__THE INPUT__:
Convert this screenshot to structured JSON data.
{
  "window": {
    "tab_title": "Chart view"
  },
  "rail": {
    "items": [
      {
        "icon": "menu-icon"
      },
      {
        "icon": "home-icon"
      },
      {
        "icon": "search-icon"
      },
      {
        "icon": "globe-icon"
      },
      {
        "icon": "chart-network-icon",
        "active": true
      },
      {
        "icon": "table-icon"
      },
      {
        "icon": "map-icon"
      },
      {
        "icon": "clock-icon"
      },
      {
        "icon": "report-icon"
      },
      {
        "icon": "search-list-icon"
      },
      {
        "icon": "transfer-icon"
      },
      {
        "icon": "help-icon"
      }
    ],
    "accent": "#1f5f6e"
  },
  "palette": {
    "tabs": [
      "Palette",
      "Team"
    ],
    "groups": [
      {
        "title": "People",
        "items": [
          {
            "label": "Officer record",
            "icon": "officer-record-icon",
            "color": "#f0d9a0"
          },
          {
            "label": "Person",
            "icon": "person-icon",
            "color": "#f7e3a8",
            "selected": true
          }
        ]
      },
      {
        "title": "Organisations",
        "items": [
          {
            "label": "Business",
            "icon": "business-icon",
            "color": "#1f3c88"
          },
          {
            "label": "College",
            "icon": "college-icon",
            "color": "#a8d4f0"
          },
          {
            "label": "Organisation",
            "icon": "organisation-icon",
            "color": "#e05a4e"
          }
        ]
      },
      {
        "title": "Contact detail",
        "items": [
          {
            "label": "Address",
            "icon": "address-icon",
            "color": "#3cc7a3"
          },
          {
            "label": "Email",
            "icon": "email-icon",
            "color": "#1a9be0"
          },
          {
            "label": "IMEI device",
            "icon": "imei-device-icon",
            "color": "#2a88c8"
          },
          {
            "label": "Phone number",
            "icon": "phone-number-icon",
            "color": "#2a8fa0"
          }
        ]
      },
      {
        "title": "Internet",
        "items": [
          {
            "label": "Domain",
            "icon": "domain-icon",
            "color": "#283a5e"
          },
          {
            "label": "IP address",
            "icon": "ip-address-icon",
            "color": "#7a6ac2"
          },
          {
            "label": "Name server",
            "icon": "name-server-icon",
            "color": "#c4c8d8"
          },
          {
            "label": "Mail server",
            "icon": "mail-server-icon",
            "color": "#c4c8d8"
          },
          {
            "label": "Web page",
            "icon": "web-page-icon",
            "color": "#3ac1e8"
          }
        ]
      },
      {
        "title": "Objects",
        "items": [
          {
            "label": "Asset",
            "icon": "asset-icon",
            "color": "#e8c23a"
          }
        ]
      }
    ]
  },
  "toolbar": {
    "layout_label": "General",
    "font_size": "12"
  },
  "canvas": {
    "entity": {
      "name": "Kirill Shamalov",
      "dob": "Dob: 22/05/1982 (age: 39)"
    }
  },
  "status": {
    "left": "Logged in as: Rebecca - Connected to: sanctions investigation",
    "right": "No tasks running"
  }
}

__DIRECTIONS FOR THIS TASK__:
State how many lines above include the word "record", and nothing more.

__THE COMPLETED TASK__:
2